BRIEF: Pick up the news extract on Newsom's rejection of the AI safety bill SB 1047 after its final sentence and keep writing it.

EXTRACT PROVIDED:
The proposal, which drew fierce opposition from startups, tech giants and several Democratic House members, could have hurt the homegrown industry by establishing rigid requirements, Newsom said.
“While well-intentioned, SB 1047 does not take into account whether an AI system is deployed in high-risk environments, involves critical decision-making or the use of sensitive data,” Newsom said in a statement. “Instead, the bill applies stringent standards to even the most basic functions — so long as a large system deploys it. I do not believe this is the best approach to protecting the public from real threats posed by the technology.”
Newsom on Sunday instead announced that the state will partner with several industry experts, including AI pioneer Fei-Fei Li, to develop guardrails around powerful AI models. Li opposed the AI safety proposal.
The author of SB 1047, state Sen. Scott Wiener of San Francisco, told KQED Sunday said it was a major missed opportunity for California to lead on tech regulation and on AI safety.
“This bill was meticulously put together. We worked with some of the most brilliant AI experts in the world. We worked with technology companies. We we worked with a huge coalition on this bill and it deserved to be signed,” Wiener said. “The governor obviously disagreed, and it’s a missed opportunity.”
The measure, aimed at reducing potential risks created by AI, would have required companies to test their models and publicly disclose their safety protocols to prevent the models from being manipulated to, for example, wipe out the state’s electric grid or help build chemical weapons. Experts say those scenarios could be possible in the future as the industry continues to rapidly advance. It also would have provided whistleblower protections to workers.
The legislation is among a host of bills passed by the Legislature this year to regulate AI, fight deepfakes and protect workers. State lawmakers said California must take actions this year, citing hard lessons they learned from failing to rein in social media companies when they might have had a chance.

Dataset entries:

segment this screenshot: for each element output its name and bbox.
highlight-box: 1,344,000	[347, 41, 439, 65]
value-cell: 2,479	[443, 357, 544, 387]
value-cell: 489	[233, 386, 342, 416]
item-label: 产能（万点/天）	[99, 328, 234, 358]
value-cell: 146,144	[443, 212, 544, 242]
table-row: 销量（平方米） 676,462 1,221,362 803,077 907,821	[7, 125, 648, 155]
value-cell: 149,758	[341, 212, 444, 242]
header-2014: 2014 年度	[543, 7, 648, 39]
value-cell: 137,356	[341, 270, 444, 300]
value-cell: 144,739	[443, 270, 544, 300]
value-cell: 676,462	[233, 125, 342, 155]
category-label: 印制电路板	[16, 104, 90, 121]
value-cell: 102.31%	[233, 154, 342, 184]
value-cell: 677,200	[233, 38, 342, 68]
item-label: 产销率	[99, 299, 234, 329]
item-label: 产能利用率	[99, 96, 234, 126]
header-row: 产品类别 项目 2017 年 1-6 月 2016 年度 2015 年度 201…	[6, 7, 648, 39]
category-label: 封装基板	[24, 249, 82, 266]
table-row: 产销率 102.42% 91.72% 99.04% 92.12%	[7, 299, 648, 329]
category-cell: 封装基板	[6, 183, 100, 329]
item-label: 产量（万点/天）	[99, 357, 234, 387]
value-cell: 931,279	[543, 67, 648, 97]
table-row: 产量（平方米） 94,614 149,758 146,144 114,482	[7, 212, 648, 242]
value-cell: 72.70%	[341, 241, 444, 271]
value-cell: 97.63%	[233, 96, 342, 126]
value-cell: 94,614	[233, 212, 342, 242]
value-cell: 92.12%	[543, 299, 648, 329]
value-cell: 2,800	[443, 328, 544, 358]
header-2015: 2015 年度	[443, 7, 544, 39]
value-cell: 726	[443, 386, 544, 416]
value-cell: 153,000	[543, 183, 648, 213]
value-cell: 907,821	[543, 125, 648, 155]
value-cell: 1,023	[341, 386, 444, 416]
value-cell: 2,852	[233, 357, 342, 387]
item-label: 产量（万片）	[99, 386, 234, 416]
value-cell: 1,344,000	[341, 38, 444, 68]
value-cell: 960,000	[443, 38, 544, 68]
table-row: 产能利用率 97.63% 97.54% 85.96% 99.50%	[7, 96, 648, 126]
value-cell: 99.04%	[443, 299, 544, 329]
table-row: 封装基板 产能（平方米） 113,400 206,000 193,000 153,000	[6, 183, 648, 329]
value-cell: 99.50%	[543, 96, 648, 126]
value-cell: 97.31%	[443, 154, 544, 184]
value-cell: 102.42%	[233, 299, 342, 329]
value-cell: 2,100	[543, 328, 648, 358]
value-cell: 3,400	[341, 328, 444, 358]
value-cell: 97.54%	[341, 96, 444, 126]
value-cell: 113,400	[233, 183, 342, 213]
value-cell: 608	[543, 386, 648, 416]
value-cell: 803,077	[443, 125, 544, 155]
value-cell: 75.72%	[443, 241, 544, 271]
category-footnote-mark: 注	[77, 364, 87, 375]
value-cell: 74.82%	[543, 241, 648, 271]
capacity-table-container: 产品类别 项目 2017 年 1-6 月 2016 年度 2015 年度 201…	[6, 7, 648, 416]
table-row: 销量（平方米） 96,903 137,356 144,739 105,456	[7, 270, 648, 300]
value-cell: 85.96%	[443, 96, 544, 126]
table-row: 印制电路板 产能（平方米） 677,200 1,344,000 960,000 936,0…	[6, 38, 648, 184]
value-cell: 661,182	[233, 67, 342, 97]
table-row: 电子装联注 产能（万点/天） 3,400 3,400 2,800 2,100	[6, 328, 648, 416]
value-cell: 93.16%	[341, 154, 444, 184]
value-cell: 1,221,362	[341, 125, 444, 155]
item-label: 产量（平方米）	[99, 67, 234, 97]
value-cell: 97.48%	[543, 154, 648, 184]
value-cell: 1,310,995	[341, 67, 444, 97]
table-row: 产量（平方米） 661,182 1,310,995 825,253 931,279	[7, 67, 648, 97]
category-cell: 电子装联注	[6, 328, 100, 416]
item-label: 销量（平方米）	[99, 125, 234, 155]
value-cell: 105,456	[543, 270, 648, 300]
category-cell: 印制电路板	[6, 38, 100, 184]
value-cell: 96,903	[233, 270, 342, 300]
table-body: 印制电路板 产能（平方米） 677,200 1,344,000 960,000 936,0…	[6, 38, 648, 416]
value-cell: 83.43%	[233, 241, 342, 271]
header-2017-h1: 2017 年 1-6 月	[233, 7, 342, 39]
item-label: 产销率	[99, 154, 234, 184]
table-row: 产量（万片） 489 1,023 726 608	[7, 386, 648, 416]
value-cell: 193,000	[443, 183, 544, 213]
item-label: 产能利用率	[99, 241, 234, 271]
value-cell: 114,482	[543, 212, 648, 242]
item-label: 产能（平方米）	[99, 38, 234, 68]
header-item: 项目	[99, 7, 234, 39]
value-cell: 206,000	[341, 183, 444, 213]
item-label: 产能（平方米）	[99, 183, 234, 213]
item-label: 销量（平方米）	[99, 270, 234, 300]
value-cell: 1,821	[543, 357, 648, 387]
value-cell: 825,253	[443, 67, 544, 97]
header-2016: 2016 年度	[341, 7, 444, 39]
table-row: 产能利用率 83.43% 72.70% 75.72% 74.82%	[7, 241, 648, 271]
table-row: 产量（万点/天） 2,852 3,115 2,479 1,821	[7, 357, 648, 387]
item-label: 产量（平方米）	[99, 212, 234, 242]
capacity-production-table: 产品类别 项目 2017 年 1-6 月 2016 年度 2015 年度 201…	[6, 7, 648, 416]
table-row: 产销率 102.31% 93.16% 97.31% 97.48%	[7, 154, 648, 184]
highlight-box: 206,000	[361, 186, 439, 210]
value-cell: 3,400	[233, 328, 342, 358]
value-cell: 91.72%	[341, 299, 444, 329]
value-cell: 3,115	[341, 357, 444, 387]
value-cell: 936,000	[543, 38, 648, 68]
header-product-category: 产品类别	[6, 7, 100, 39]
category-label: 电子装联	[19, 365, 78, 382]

ANSWER FOR THE TASK:
Proponents of the measure, including Elon Musk and Anthropic, said the proposal could have injected some levels of transparency and accountability around large-scale AI models, as developers and experts say they still don’t have a full understanding of how AI models behave and why.
The bill targeted systems that require more than $100 million to build. No current AI models have hit that threshold, but some experts said that could change within the next year.
“This is because of the massive investment scale-up within the industry,” said Daniel Kokotajlo, a former OpenAI researcher who resigned in April over what he saw as the company’s disregard for AI risks. “This is a crazy amount of power to have any private company control unaccountably, and it’s also incredibly risky.”
The United States is already behind Europe in regulating AI to limit risks. The California proposal wasn’t as comprehensive as regulations in Europe, but it would have been a good first step to set guardrails around the rapidly growing technology that is raising concerns about job loss, misinformation, invasions of privacy and automation bias, supporters said.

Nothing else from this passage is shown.